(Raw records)
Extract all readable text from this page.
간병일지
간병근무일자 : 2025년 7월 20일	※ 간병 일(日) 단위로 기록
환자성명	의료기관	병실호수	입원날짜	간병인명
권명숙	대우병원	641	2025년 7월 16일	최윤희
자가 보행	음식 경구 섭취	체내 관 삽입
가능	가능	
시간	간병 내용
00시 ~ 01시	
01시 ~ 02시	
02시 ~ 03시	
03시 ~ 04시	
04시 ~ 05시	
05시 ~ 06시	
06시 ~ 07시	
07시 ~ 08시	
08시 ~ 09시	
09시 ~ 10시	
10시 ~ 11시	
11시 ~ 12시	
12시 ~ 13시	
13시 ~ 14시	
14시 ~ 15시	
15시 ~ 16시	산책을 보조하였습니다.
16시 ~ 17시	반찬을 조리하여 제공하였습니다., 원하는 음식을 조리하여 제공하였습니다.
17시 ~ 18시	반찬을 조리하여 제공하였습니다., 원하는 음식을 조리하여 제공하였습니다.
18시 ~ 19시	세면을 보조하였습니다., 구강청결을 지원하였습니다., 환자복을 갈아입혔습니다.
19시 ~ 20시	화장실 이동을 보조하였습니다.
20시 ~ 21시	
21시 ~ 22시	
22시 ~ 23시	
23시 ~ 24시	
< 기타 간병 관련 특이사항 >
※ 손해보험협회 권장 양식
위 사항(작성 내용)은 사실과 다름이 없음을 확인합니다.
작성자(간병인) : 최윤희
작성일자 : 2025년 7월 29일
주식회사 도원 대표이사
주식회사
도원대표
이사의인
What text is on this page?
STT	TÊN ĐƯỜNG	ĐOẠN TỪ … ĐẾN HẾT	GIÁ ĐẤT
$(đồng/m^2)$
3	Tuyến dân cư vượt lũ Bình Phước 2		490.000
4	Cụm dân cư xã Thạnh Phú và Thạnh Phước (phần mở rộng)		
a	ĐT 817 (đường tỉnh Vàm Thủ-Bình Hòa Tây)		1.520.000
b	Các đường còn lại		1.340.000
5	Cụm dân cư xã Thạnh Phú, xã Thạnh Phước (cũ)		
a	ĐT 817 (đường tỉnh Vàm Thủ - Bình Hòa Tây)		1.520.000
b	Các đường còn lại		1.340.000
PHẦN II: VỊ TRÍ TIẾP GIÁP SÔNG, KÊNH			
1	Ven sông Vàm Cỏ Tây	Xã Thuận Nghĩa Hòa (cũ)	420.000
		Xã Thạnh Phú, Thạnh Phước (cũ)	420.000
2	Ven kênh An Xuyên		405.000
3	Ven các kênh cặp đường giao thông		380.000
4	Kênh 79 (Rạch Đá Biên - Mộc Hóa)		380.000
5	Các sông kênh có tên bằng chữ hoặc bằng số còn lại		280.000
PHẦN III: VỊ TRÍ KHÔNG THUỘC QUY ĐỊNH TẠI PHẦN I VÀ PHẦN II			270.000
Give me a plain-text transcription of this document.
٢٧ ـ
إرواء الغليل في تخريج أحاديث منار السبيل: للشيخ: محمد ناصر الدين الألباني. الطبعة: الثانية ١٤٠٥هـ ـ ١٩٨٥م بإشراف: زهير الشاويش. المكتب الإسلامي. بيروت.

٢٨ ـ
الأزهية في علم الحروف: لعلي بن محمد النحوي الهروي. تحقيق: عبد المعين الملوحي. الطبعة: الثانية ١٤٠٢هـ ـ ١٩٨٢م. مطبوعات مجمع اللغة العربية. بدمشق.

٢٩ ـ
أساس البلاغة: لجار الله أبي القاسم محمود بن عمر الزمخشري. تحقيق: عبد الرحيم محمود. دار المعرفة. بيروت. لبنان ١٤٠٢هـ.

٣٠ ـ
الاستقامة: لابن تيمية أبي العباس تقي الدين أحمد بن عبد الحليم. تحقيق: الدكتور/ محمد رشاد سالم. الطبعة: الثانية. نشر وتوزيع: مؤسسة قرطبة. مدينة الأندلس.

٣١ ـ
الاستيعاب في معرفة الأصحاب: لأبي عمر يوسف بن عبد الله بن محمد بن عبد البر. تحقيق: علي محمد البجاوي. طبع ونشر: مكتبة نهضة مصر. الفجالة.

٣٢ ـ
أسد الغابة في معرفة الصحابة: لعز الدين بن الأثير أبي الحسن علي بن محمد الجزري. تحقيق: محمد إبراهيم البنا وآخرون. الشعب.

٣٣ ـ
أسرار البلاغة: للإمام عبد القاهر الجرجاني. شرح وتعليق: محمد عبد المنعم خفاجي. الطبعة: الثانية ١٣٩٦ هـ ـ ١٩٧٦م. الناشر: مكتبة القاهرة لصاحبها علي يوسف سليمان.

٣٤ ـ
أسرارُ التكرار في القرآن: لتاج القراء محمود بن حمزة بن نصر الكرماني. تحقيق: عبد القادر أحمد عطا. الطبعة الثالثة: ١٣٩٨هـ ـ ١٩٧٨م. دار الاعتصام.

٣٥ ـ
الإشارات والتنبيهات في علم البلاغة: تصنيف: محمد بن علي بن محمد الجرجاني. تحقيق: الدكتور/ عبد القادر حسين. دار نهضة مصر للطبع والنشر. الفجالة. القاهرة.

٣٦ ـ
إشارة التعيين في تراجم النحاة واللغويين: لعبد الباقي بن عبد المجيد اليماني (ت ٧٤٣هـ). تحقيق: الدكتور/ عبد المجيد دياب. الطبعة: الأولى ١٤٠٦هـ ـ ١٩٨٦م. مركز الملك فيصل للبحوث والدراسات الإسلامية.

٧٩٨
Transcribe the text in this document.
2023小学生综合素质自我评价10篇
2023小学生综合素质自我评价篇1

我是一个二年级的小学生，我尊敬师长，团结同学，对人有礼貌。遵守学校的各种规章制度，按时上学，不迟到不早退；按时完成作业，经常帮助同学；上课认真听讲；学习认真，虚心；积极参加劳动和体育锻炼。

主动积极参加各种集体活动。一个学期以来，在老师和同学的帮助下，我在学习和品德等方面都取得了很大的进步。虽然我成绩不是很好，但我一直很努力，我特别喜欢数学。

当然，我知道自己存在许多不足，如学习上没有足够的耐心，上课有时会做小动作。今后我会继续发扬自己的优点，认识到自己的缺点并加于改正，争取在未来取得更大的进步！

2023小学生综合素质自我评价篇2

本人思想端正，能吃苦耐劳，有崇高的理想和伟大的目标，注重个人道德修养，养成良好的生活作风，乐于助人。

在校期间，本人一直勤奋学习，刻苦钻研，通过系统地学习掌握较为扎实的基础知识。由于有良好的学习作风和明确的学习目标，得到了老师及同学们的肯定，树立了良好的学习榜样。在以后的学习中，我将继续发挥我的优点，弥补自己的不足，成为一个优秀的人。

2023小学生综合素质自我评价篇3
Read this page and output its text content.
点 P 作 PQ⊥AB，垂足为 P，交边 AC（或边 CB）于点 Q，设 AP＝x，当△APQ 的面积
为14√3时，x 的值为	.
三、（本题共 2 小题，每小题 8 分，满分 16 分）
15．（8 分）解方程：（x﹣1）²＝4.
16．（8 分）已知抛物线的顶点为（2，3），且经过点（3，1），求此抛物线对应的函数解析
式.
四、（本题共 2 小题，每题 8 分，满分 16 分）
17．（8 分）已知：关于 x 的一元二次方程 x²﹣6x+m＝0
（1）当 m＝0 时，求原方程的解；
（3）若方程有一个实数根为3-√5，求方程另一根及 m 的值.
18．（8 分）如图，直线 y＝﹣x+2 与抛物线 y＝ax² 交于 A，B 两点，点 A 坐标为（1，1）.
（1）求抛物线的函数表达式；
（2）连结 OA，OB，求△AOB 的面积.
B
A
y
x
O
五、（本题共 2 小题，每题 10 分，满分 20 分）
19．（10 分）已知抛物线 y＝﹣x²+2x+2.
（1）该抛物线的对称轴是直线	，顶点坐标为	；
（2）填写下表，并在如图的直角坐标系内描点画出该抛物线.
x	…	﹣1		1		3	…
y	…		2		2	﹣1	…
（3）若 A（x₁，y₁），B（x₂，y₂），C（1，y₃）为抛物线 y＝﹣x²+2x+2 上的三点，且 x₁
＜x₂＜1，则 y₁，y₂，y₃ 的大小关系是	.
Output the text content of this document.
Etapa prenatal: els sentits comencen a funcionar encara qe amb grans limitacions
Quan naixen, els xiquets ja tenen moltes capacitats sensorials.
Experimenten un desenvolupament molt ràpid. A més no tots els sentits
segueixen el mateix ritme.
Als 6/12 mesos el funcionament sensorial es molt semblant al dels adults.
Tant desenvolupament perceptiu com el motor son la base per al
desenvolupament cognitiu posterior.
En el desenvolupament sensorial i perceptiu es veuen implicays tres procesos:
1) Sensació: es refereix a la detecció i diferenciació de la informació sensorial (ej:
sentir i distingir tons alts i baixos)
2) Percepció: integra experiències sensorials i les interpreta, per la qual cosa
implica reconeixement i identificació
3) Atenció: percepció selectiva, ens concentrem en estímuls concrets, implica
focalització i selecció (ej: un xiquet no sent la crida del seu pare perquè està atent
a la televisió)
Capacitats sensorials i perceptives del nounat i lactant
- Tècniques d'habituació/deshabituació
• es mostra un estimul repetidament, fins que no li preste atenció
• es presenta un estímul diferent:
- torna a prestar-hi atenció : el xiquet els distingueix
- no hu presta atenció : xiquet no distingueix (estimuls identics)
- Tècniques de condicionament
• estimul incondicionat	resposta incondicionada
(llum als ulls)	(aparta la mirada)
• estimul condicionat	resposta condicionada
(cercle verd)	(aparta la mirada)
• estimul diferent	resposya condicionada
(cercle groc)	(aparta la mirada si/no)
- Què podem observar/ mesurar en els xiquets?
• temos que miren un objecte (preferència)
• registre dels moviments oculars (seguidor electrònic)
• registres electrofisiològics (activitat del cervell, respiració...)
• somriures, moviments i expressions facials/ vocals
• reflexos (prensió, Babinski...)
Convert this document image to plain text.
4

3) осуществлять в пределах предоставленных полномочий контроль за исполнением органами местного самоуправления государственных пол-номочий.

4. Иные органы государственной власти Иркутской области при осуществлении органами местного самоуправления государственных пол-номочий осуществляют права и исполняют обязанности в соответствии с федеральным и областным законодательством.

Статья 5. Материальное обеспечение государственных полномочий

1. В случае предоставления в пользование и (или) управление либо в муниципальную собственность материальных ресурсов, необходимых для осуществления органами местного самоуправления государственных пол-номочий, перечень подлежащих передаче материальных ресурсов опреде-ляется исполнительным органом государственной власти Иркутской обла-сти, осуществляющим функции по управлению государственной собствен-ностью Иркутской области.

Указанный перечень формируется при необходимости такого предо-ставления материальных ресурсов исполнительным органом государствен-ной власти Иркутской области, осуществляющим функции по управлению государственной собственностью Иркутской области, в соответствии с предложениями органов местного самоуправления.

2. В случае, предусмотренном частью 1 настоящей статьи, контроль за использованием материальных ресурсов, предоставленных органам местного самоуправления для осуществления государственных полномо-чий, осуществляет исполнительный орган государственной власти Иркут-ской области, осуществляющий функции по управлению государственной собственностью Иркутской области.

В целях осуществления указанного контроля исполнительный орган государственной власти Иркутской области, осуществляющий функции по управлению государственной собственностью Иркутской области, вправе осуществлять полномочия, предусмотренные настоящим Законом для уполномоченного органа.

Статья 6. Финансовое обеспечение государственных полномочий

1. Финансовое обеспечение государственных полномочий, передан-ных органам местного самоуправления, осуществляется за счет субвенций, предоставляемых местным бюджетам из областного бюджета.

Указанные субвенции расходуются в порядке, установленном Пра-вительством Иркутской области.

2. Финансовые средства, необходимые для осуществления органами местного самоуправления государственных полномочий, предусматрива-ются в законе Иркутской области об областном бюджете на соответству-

- _THE TASK_
Pull out each line of the entries that contains "الله".

- _REPLY TO THE TASK_
أساس البلاغة: لجار الله أبي القاسم محمود بن عمر الزمخشري. تحقيق: عبد الرحيم محمود. دار المعرفة. بيروت. لبنان ١٤٠٢هـ.
الاستيعاب في معرفة الأصحاب: لأبي عمر يوسف بن عبد الله بن محمد بن عبد البر. تحقيق: علي محمد البجاوي. طبع ونشر: مكتبة نهضة مصر. الفجالة.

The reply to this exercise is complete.